Exercise goal: For each line below that contains the string "Bijou", copy that line.

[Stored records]
================
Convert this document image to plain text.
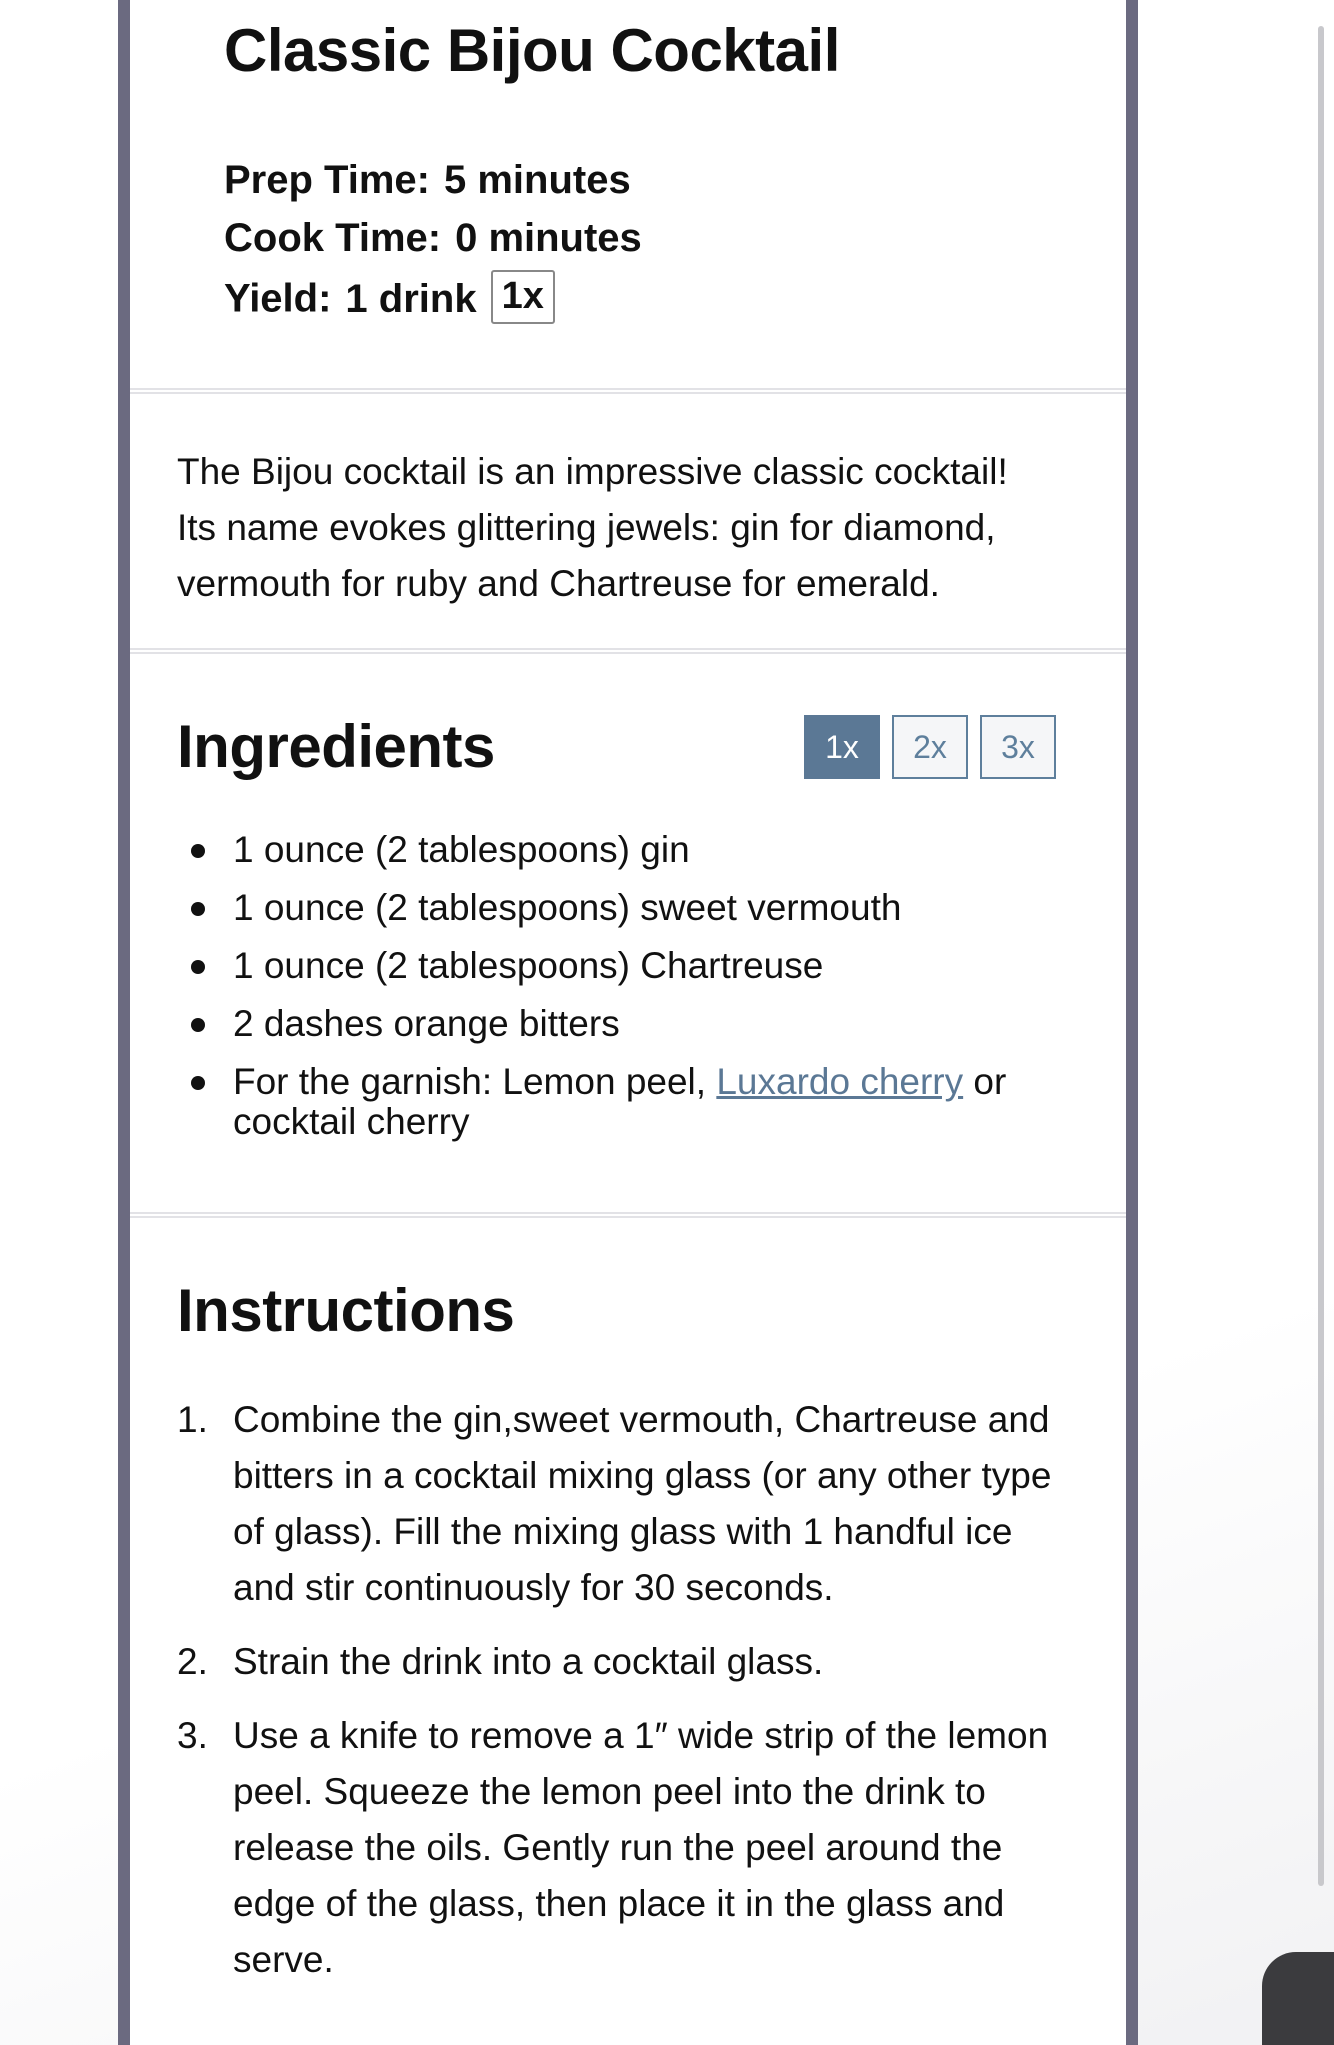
Classic Bijou Cocktail
Prep Time: 5 minutes
Cook Time: 0 minutes
Yield: 1 drink 1x

The Bijou cocktail is an impressive classic cocktail! Its name evokes glittering jewels: gin for diamond, vermouth for ruby and Chartreuse for emerald.

Ingredients	1x	2x	3x
1 ounce (2 tablespoons) gin
1 ounce (2 tablespoons) sweet vermouth
1 ounce (2 tablespoons) Chartreuse
2 dashes orange bitters
For the garnish: Lemon peel, Luxardo cherry or cocktail cherry
Instructions
1. Combine the gin,sweet vermouth, Chartreuse and bitters in a cocktail mixing glass (or any other type of glass). Fill the mixing glass with 1 handful ice and stir continuously for 30 seconds.
2. Strain the drink into a cocktail glass.
3. Use a knife to remove a 1″ wide strip of the lemon peel. Squeeze the lemon peel into the drink to release the oils. Gently run the peel around the edge of the glass, then place it in the glass and serve.
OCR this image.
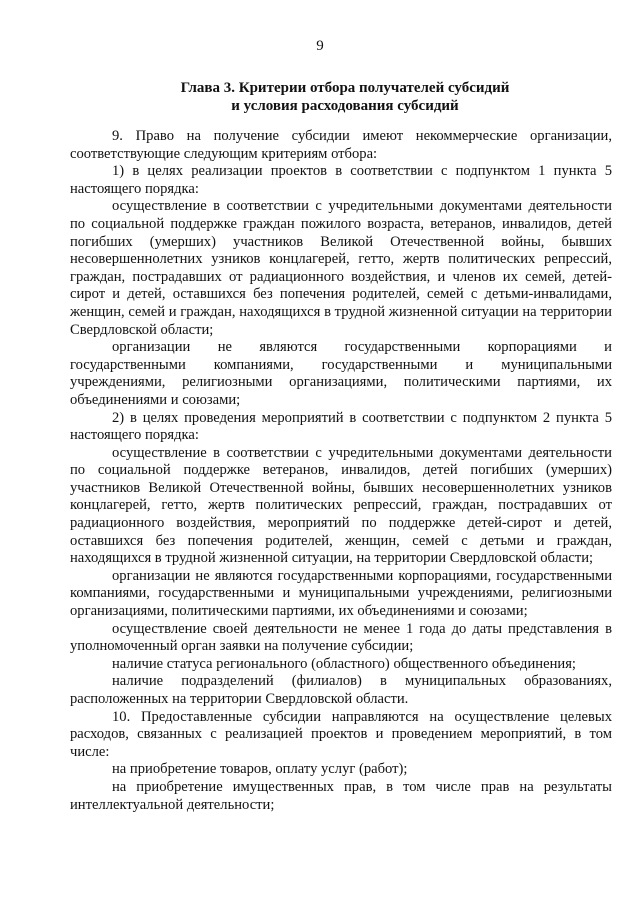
9
Глава 3. Критерии отбора получателей субсидий
и условия расходования субсидий

9. Право на получение субсидии имеют некоммерческие организации, соответствующие следующим критериям отбора:

1) в целях реализации проектов в соответствии с подпунктом 1 пункта 5 настоящего порядка:

осуществление в соответствии с учредительными документами деятельности по социальной поддержке граждан пожилого возраста, ветеранов, инвалидов, детей погибших (умерших) участников Великой Отечественной войны, бывших несовершеннолетних узников концлагерей, гетто, жертв политических репрессий, граждан, пострадавших от радиационного воздействия, и членов их семей, детей-сирот и детей, оставшихся без попечения родителей, семей с детьми-инвалидами, женщин, семей и граждан, находящихся в трудной жизненной ситуации на территории Свердловской области;

организации не являются государственными корпорациями и государственными компаниями, государственными и муниципальными учреждениями, религиозными организациями, политическими партиями, их объединениями и союзами;

2) в целях проведения мероприятий в соответствии с подпунктом 2 пункта 5 настоящего порядка:

осуществление в соответствии с учредительными документами деятельности по социальной поддержке ветеранов, инвалидов, детей погибших (умерших) участников Великой Отечественной войны, бывших несовершеннолетних узников концлагерей, гетто, жертв политических репрессий, граждан, пострадавших от радиационного воздействия, мероприятий по поддержке детей-сирот и детей, оставшихся без попечения родителей, женщин, семей с детьми и граждан, находящихся в трудной жизненной ситуации, на территории Свердловской области;

организации не являются государственными корпорациями, государственными компаниями, государственными и муниципальными учреждениями, религиозными организациями, политическими партиями, их объединениями и союзами;

осуществление своей деятельности не менее 1 года до даты представления в уполномоченный орган заявки на получение субсидии;

наличие статуса регионального (областного) общественного объединения;

наличие подразделений (филиалов) в муниципальных образованиях, расположенных на территории Свердловской области.

10. Предоставленные субсидии направляются на осуществление целевых расходов, связанных с реализацией проектов и проведением мероприятий, в том числе:

на приобретение товаров, оплату услуг (работ);

на приобретение имущественных прав, в том числе прав на результаты интеллектуальной деятельности;
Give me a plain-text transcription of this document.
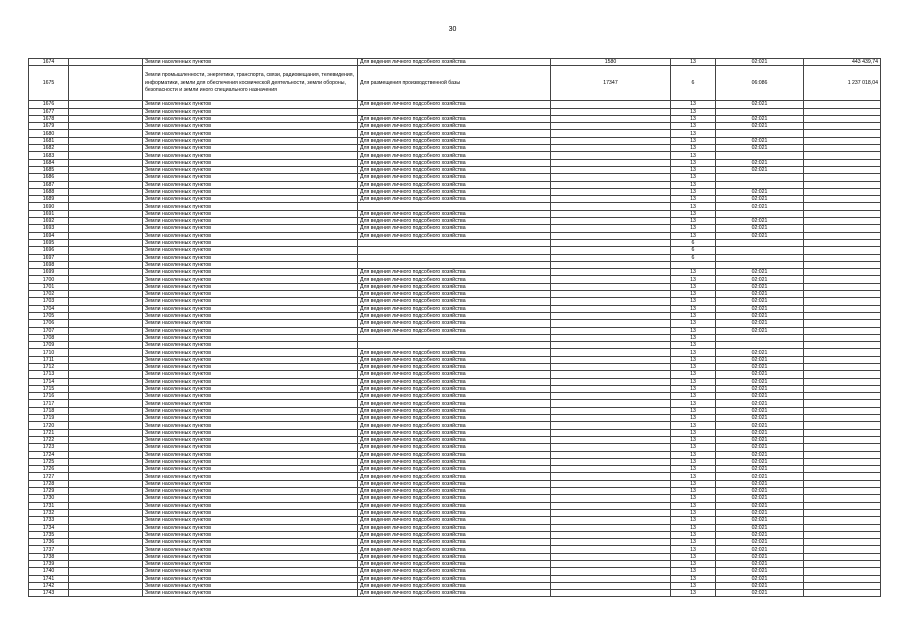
30
1674		Земли населенных пунктов	Для ведения личного подсобного хозяйства	1580	13	02:021	443 439,74
1675		Земли промышленности, энергетики, транспорта, связи, радиовещания, телевидения, информатики, земли для обеспечения космической деятельности, земли обороны, безопасности и земли иного специального назначения	Для размещения производственной базы	17347	6	06:086	1 237 018,04
1676		Земли населенных пунктов	Для ведения личного подсобного хозяйства		13	02:021	
1677		Земли населенных пунктов			13		
1678		Земли населенных пунктов	Для ведения личного подсобного хозяйства		13	02:021	
1679		Земли населенных пунктов	Для ведения личного подсобного хозяйства		13	02:021	
1680		Земли населенных пунктов	Для ведения личного подсобного хозяйства		13		
1681		Земли населенных пунктов	Для ведения личного подсобного хозяйства		13	02:021	
1682		Земли населенных пунктов	Для ведения личного подсобного хозяйства		13	02:021	
1683		Земли населенных пунктов	Для ведения личного подсобного хозяйства		13		
1684		Земли населенных пунктов	Для ведения личного подсобного хозяйства		13	02:021	
1685		Земли населенных пунктов	Для ведения личного подсобного хозяйства		13	02:021	
1686		Земли населенных пунктов	Для ведения личного подсобного хозяйства		13		
1687		Земли населенных пунктов	Для ведения личного подсобного хозяйства		13		
1688		Земли населенных пунктов	Для ведения личного подсобного хозяйства		13	02:021	
1689		Земли населенных пунктов	Для ведения личного подсобного хозяйства		13	02:021	
1690		Земли населенных пунктов			13	02:021	
1691		Земли населенных пунктов	Для ведения личного подсобного хозяйства		13		
1692		Земли населенных пунктов	Для ведения личного подсобного хозяйства		13	02:021	
1693		Земли населенных пунктов	Для ведения личного подсобного хозяйства		13	02:021	
1694		Земли населенных пунктов	Для ведения личного подсобного хозяйства		13	02:021	
1695		Земли населенных пунктов			6		
1696		Земли населенных пунктов			6		
1697		Земли населенных пунктов			6		
1698		Земли населенных пунктов					
1699		Земли населенных пунктов	Для ведения личного подсобного хозяйства		13	02:021	
1700		Земли населенных пунктов	Для ведения личного подсобного хозяйства		13	02:021	
1701		Земли населенных пунктов	Для ведения личного подсобного хозяйства		13	02:021	
1702		Земли населенных пунктов	Для ведения личного подсобного хозяйства		13	02:021	
1703		Земли населенных пунктов	Для ведения личного подсобного хозяйства		13	02:021	
1704		Земли населенных пунктов	Для ведения личного подсобного хозяйства		13	02:021	
1705		Земли населенных пунктов	Для ведения личного подсобного хозяйства		13	02:021	
1706		Земли населенных пунктов	Для ведения личного подсобного хозяйства		13	02:021	
1707		Земли населенных пунктов	Для ведения личного подсобного хозяйства		13	02:021	
1708		Земли населенных пунктов			13		
1709		Земли населенных пунктов			13		
1710		Земли населенных пунктов	Для ведения личного подсобного хозяйства		13	02:021	
1711		Земли населенных пунктов	Для ведения личного подсобного хозяйства		13	02:021	
1712		Земли населенных пунктов	Для ведения личного подсобного хозяйства		13	02:021	
1713		Земли населенных пунктов	Для ведения личного подсобного хозяйства		13	02:021	
1714		Земли населенных пунктов	Для ведения личного подсобного хозяйства		13	02:021	
1715		Земли населенных пунктов	Для ведения личного подсобного хозяйства		13	02:021	
1716		Земли населенных пунктов	Для ведения личного подсобного хозяйства		13	02:021	
1717		Земли населенных пунктов	Для ведения личного подсобного хозяйства		13	02:021	
1718		Земли населенных пунктов	Для ведения личного подсобного хозяйства		13	02:021	
1719		Земли населенных пунктов	Для ведения личного подсобного хозяйства		13	02:021	
1720		Земли населенных пунктов	Для ведения личного подсобного хозяйства		13	02:021	
1721		Земли населенных пунктов	Для ведения личного подсобного хозяйства		13	02:021	
1722		Земли населенных пунктов	Для ведения личного подсобного хозяйства		13	02:021	
1723		Земли населенных пунктов	Для ведения личного подсобного хозяйства		13	02:021	
1724		Земли населенных пунктов	Для ведения личного подсобного хозяйства		13	02:021	
1725		Земли населенных пунктов	Для ведения личного подсобного хозяйства		13	02:021	
1726		Земли населенных пунктов	Для ведения личного подсобного хозяйства		13	02:021	
1727		Земли населенных пунктов	Для ведения личного подсобного хозяйства		13	02:021	
1728		Земли населенных пунктов	Для ведения личного подсобного хозяйства		13	02:021	
1729		Земли населенных пунктов	Для ведения личного подсобного хозяйства		13	02:021	
1730		Земли населенных пунктов	Для ведения личного подсобного хозяйства		13	02:021	
1731		Земли населенных пунктов	Для ведения личного подсобного хозяйства		13	02:021	
1732		Земли населенных пунктов	Для ведения личного подсобного хозяйства		13	02:021	
1733		Земли населенных пунктов	Для ведения личного подсобного хозяйства		13	02:021	
1734		Земли населенных пунктов	Для ведения личного подсобного хозяйства		13	02:021	
1735		Земли населенных пунктов	Для ведения личного подсобного хозяйства		13	02:021	
1736		Земли населенных пунктов	Для ведения личного подсобного хозяйства		13	02:021	
1737		Земли населенных пунктов	Для ведения личного подсобного хозяйства		13	02:021	
1738		Земли населенных пунктов	Для ведения личного подсобного хозяйства		13	02:021	
1739		Земли населенных пунктов	Для ведения личного подсобного хозяйства		13	02:021	
1740		Земли населенных пунктов	Для ведения личного подсобного хозяйства		13	02:021	
1741		Земли населенных пунктов	Для ведения личного подсобного хозяйства		13	02:021	
1742		Земли населенных пунктов	Для ведения личного подсобного хозяйства		13	02:021	
1743		Земли населенных пунктов	Для ведения личного подсобного хозяйства		13	02:021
================
Solution:
Classic Bijou Cocktail
The Bijou cocktail is an impressive classic cocktail! Its name evokes glittering jewels: gin for diamond, vermouth for ruby and Chartreuse for emerald.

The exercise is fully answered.